** BEGIN RECORDS FOR PROCESSING **
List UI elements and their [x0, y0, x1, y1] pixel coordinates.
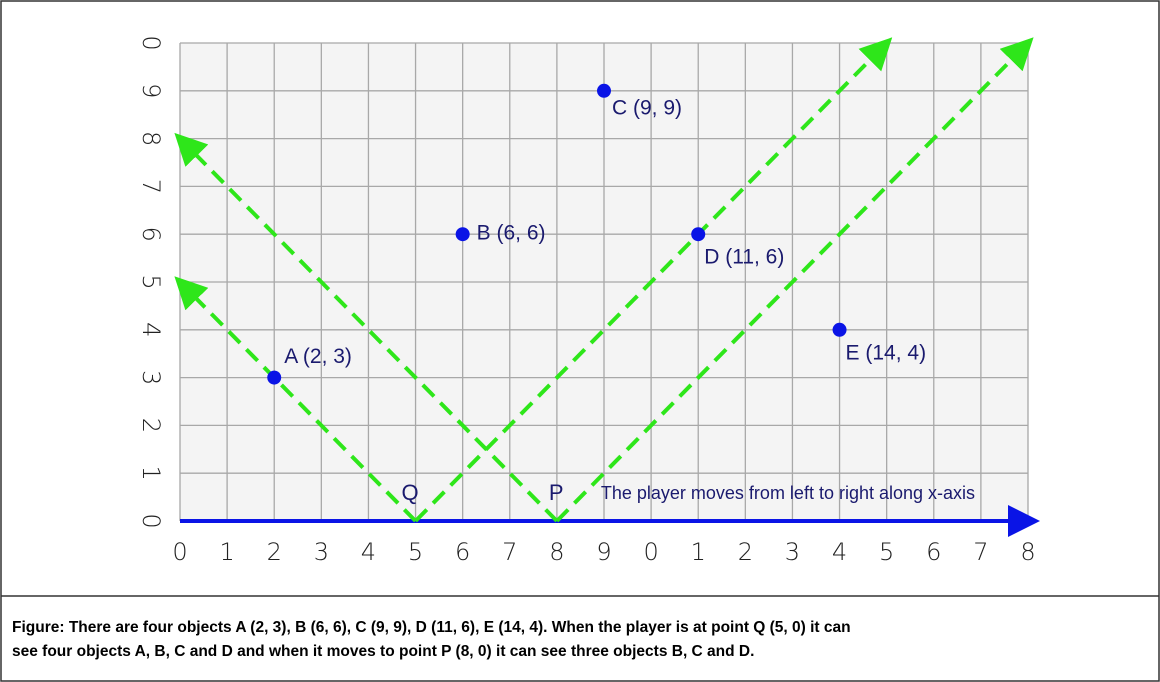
annotation: The player moves from left to right alon…: [601, 483, 975, 503]
caption-line: see four objects A, B, C and D and when …: [12, 643, 754, 660]
annotation: P: [549, 480, 564, 505]
y-tick-label: 1: [137, 466, 165, 481]
point-label: B (6, 6): [477, 222, 546, 245]
x-tick-label: 2: [738, 538, 753, 566]
sight-line: [414, 37, 893, 523]
y-tick-label: 4: [137, 322, 165, 337]
y-tick-label: 5: [137, 274, 165, 289]
x-tick-label: 7: [502, 538, 517, 566]
x-tick-label: 4: [832, 538, 847, 566]
caption-line: Figure: There are four objects A (2, 3),…: [12, 619, 851, 636]
sight-line: [174, 276, 417, 523]
x-tick-label: 5: [408, 538, 423, 566]
y-tick-label: 8: [137, 131, 165, 146]
y-tick-label: 9: [137, 83, 165, 98]
x-tick-label: 1: [219, 538, 234, 566]
x-tick-label: 3: [314, 538, 329, 566]
sight-line: [174, 132, 559, 523]
x-tick-label: 3: [785, 538, 800, 566]
object-point: [691, 227, 706, 242]
x-tick-label: 1: [691, 538, 706, 566]
x-tick-label: 8: [549, 538, 564, 566]
sight-line: [555, 37, 1034, 523]
point-label: D (11, 6): [704, 246, 784, 269]
y-tick-label: 6: [137, 227, 165, 242]
x-tick-label: 4: [361, 538, 376, 566]
annotation: Q: [402, 480, 419, 505]
x-tick-label: 2: [267, 538, 282, 566]
object-point: [597, 83, 611, 98]
object-point: [267, 370, 282, 385]
y-tick-label: 2: [137, 418, 165, 433]
point-label: C (9, 9): [612, 96, 682, 119]
point-label: E (14, 4): [846, 341, 927, 364]
y-tick-label: 0: [137, 513, 165, 528]
x-tick-label: 5: [879, 538, 894, 566]
x-tick-label: 9: [596, 538, 611, 566]
x-tick-label: 7: [973, 538, 988, 566]
x-tick-label: 6: [455, 538, 470, 566]
y-tick-label: 3: [137, 370, 165, 385]
x-tick-label: 6: [926, 538, 941, 566]
x-tick-label: 0: [172, 538, 187, 566]
point-label: A (2, 3): [284, 345, 352, 368]
object-point: [832, 322, 847, 337]
y-tick-label: 7: [137, 179, 165, 194]
x-tick-label: 0: [643, 538, 658, 566]
object-point: [455, 227, 470, 242]
y-tick-label: 0: [137, 35, 165, 50]
x-tick-label: 8: [1020, 538, 1035, 566]
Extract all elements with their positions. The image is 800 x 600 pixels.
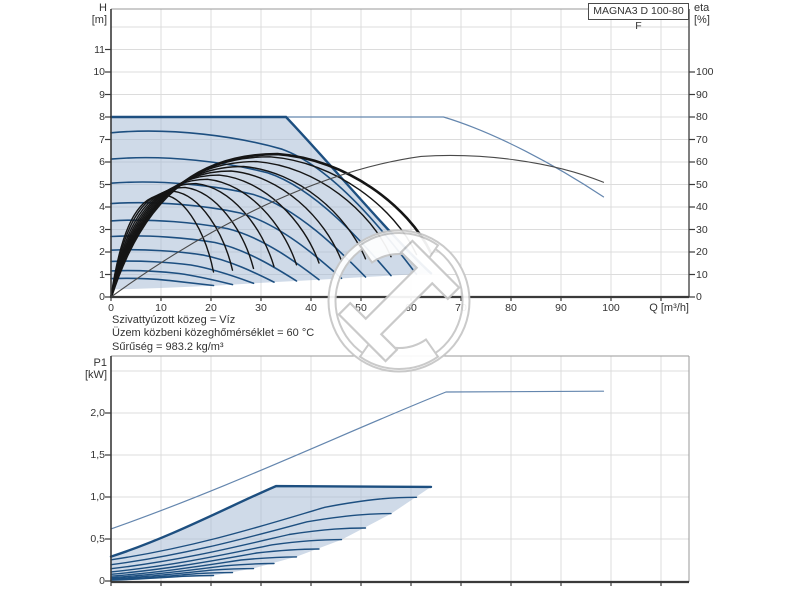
eta-tick-label: 70: [696, 133, 708, 146]
q-tick-label: 70: [455, 302, 467, 314]
eta-tick-label: 90: [696, 88, 708, 101]
p1-tick-label: 2,0: [90, 407, 105, 419]
eta-tick-label: 30: [696, 223, 708, 236]
q-tick-label: 40: [305, 302, 317, 314]
operating-conditions: Szivattyúzott közeg = Víz Üzem közbeni k…: [112, 314, 314, 354]
h-axis-label: H [m]: [71, 2, 107, 26]
eta-tick-label: 10: [696, 268, 708, 281]
h-tick-label: 11: [94, 43, 105, 56]
eta-tick-label: 20: [696, 246, 708, 258]
eta-axis-label: eta [%]: [694, 2, 730, 26]
q-tick-label: 80: [505, 302, 517, 314]
pump-model-badge: MAGNA3 D 100-80 F: [588, 3, 689, 32]
eta-tick-label: 60: [696, 156, 708, 168]
eta-tick-label: 80: [696, 111, 708, 123]
h-tick-label: 1: [99, 268, 105, 281]
p1-tick-label: 0,5: [90, 533, 105, 545]
h-tick-label: 2: [99, 246, 105, 258]
q-tick-label: 100: [602, 302, 620, 314]
p1-tick-label: 0: [99, 575, 105, 587]
h-tick-label: 4: [99, 201, 105, 213]
eta-axis-unit: [%]: [694, 14, 710, 26]
q-tick-label: 20: [205, 302, 217, 314]
q-tick-label: 0: [108, 302, 114, 314]
h-tick-label: 8: [99, 111, 105, 123]
p1-axis-unit: [kW]: [85, 369, 107, 381]
h-tick-label: 0: [99, 291, 105, 303]
eta-tick-label: 0: [696, 291, 702, 303]
h-tick-label: 10: [93, 66, 105, 78]
h-axis-unit: [m]: [91, 14, 107, 26]
h-tick-label: 6: [99, 156, 105, 168]
q-tick-label: 10: [155, 302, 167, 314]
h-tick-label: 9: [99, 88, 105, 101]
h-tick-label: 5: [99, 178, 105, 191]
p1-tick-label: 1,0: [90, 491, 105, 503]
q-tick-label: 30: [255, 302, 267, 314]
p1-axis-symbol: P1: [93, 357, 107, 369]
eta-tick-label: 100: [696, 66, 714, 78]
h-axis-symbol: H: [99, 2, 107, 14]
p1-tick-label: 1,5: [90, 449, 105, 461]
eta-tick-label: 40: [696, 201, 708, 213]
q-tick-label: 50: [355, 302, 367, 314]
eta-axis-symbol: eta: [694, 2, 710, 14]
q-tick-label: 60: [405, 302, 417, 314]
q-tick-label: 90: [555, 302, 567, 314]
condition-density: Sűrűség = 983.2 kg/m³: [112, 340, 224, 353]
p1-axis-label: P1 [kW]: [71, 357, 107, 381]
eta-tick-label: 50: [696, 178, 708, 191]
h-tick-label: 3: [99, 223, 105, 236]
h-tick-label: 7: [99, 133, 105, 146]
condition-medium: Szivattyúzott közeg = Víz: [112, 314, 236, 326]
q-axis-label: Q [m³/h]: [649, 302, 689, 314]
condition-temperature: Üzem közbeni közeghőmérséklet = 60 °C: [112, 327, 315, 340]
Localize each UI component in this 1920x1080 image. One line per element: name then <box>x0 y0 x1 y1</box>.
** END RECORDS FOR PROCESSING **
* _WHAT IS NEEDED_:
Arrange every line of the items above as a JSON list of strings, one string per line and no blank lines, omitting the picture placeholders.

* _RESULT OF THIS TASK_:
[
  "List UI elements and their [x0, y0, x1, y1] pixel coordinates.",
  "annotation: The player moves from left to right alon…: [601, 483, 975, 503]",
  "caption-line: see four objects A, B, C and D and when …: [12, 643, 754, 660]",
  "annotation: P: [549, 480, 564, 505]",
  "y-tick-label: 1: [137, 466, 165, 481]",
  "point-label: B (6, 6): [477, 222, 546, 245]",
  "x-tick-label: 2: [738, 538, 753, 566]",
  "sight-line: [414, 37, 893, 523]",
  "y-tick-label: 4: [137, 322, 165, 337]",
  "y-tick-label: 5: [137, 274, 165, 289]",
  "x-tick-label: 7: [502, 538, 517, 566]",
  "x-tick-label: 4: [832, 538, 847, 566]",
  "caption-line: Figure: There are four objects A (2, 3),…: [12, 619, 851, 636]",
  "sight-line: [174, 276, 417, 523]",
  "x-tick-label: 5: [408, 538, 423, 566]",
  "y-tick-label: 8: [137, 131, 165, 146]",
  "y-tick-label: 9: [137, 83, 165, 98]",
  "x-tick-label: 1: [219, 538, 234, 566]",
  "x-tick-label: 3: [314, 538, 329, 566]",
  "sight-line: [174, 132, 559, 523]",
  "x-tick-label: 3: [785, 538, 800, 566]",
  "object-point: [691, 227, 706, 242]",
  "x-tick-label: 1: [691, 538, 706, 566]",
  "x-tick-label: 8: [549, 538, 564, 566]",
  "sight-line: [555, 37, 1034, 523]",
  "point-label: D (11, 6): [704, 246, 784, 269]",
  "y-tick-label: 6: [137, 227, 165, 242]",
  "x-tick-label: 4: [361, 538, 376, 566]",
  "annotation: Q: [402, 480, 419, 505]",
  "x-tick-label: 2: [267, 538, 282, 566]",
  "object-point: [597, 83, 611, 98]",
  "object-point: [267, 370, 282, 385]",
  "y-tick-label: 2: [137, 418, 165, 433]",
  "point-label: C (9, 9): [612, 96, 682, 119]",
  "point-label: E (14, 4): [846, 341, 927, 364]",
  "y-tick-label: 0: [137, 513, 165, 528]",
  "x-tick-label: 5: [879, 538, 894, 566]",
  "x-tick-label: 9: [596, 538, 611, 566]",
  "x-tick-label: 7: [973, 538, 988, 566]",
  "x-tick-label: 6: [455, 538, 470, 566]",
  "y-tick-label: 3: [137, 370, 165, 385]",
  "x-tick-label: 6: [926, 538, 941, 566]",
  "x-tick-label: 0: [172, 538, 187, 566]",
  "point-label: A (2, 3): [284, 345, 352, 368]",
  "object-point: [832, 322, 847, 337]",
  "y-tick-label: 7: [137, 179, 165, 194]",
  "x-tick-label: 0: [643, 538, 658, 566]",
  "object-point: [455, 227, 470, 242]",
  "y-tick-label: 0: [137, 35, 165, 50]",
  "x-tick-label: 8: [1020, 538, 1035, 566]",
  "Extract all elements with their positions. The image is 800 x 600 pixels.",
  "eta-tick-label: 70: [696, 133, 708, 146]",
  "q-tick-label: 70: [455, 302, 467, 314]",
  "eta-tick-label: 90: [696, 88, 708, 101]",
  "p1-tick-label: 2,0: [90, 407, 105, 419]",
  "eta-tick-label: 30: [696, 223, 708, 236]",
  "q-tick-label: 40: [305, 302, 317, 314]",
  "operating-conditions: Szivattyúzott közeg = Víz Üzem közbeni k…: [112, 314, 314, 354]",
  "h-axis-label: H [m]: [71, 2, 107, 26]",
  "eta-tick-label: 10: [696, 268, 708, 281]",
  "h-tick-label: 11: [94, 43, 105, 56]",
  "eta-tick-label: 20: [696, 246, 708, 258]",
  "eta-axis-label: eta [%]: [694, 2, 730, 26]",
  "q-tick-label: 80: [505, 302, 517, 314]",
  "pump-model-badge: MAGNA3 D 100-80 F: [588, 3, 689, 32]",
  "eta-tick-label: 60: [696, 156, 708, 168]",
  "eta-tick-label: 80: [696, 111, 708, 123]",
  "h-tick-label: 1: [99, 268, 105, 281]",
  "p1-tick-label: 0,5: [90, 533, 105, 545]",
  "h-tick-label: 2: [99, 246, 105, 258]",
  "q-tick-label: 100: [602, 302, 620, 314]",
  "p1-tick-label: 0: [99, 575, 105, 587]",
  "h-tick-label: 4: [99, 201, 105, 213]",
  "eta-axis-unit: [%]: [694, 14, 710, 26]",
  "q-tick-label: 20: [205, 302, 217, 314]",
  "q-tick-label: 0: [108, 302, 114, 314]",
  "h-tick-label: 8: [99, 111, 105, 123]",
  "p1-axis-unit: [kW]: [85, 369, 107, 381]",
  "h-tick-label: 0: [99, 291, 105, 303]",
  "eta-tick-label: 0: [696, 291, 702, 303]",
  "h-tick-label: 10: [93, 66, 105, 78]",
  "h-axis-unit: [m]: [91, 14, 107, 26]",
  "h-tick-label: 6: [99, 156, 105, 168]",
  "q-tick-label: 10: [155, 302, 167, 314]",
  "h-tick-label: 9: [99, 88, 105, 101]",
  "h-tick-label: 5: [99, 178, 105, 191]",
  "p1-tick-label: 1,0: [90, 491, 105, 503]",
  "q-tick-label: 30: [255, 302, 267, 314]",
  "p1-axis-symbol: P1: [93, 357, 107, 369]",
  "eta-tick-label: 100: [696, 66, 714, 78]",
  "h-axis-symbol: H: [99, 2, 107, 14]",
  "p1-tick-label: 1,5: [90, 449, 105, 461]",
  "eta-tick-label: 40: [696, 201, 708, 213]",
  "q-tick-label: 50: [355, 302, 367, 314]",
  "eta-axis-symbol: eta: [694, 2, 710, 14]",
  "q-tick-label: 60: [405, 302, 417, 314]",
  "q-tick-label: 90: [555, 302, 567, 314]",
  "condition-density: Sűrűség = 983.2 kg/m³: [112, 340, 224, 353]",
  "p1-axis-label: P1 [kW]: [71, 357, 107, 381]",
  "eta-tick-label: 50: [696, 178, 708, 191]",
  "h-tick-label: 3: [99, 223, 105, 236]",
  "h-tick-label: 7: [99, 133, 105, 146]",
  "condition-medium: Szivattyúzott közeg = Víz: [112, 314, 236, 326]",
  "q-axis-label: Q [m³/h]: [649, 302, 689, 314]",
  "condition-temperature: Üzem közbeni közeghőmérséklet = 60 °C: [112, 327, 315, 340]",
  "Localize each UI component in this 1920x1080 image. One line per element: name then <box>x0 y0 x1 y1</box>."
]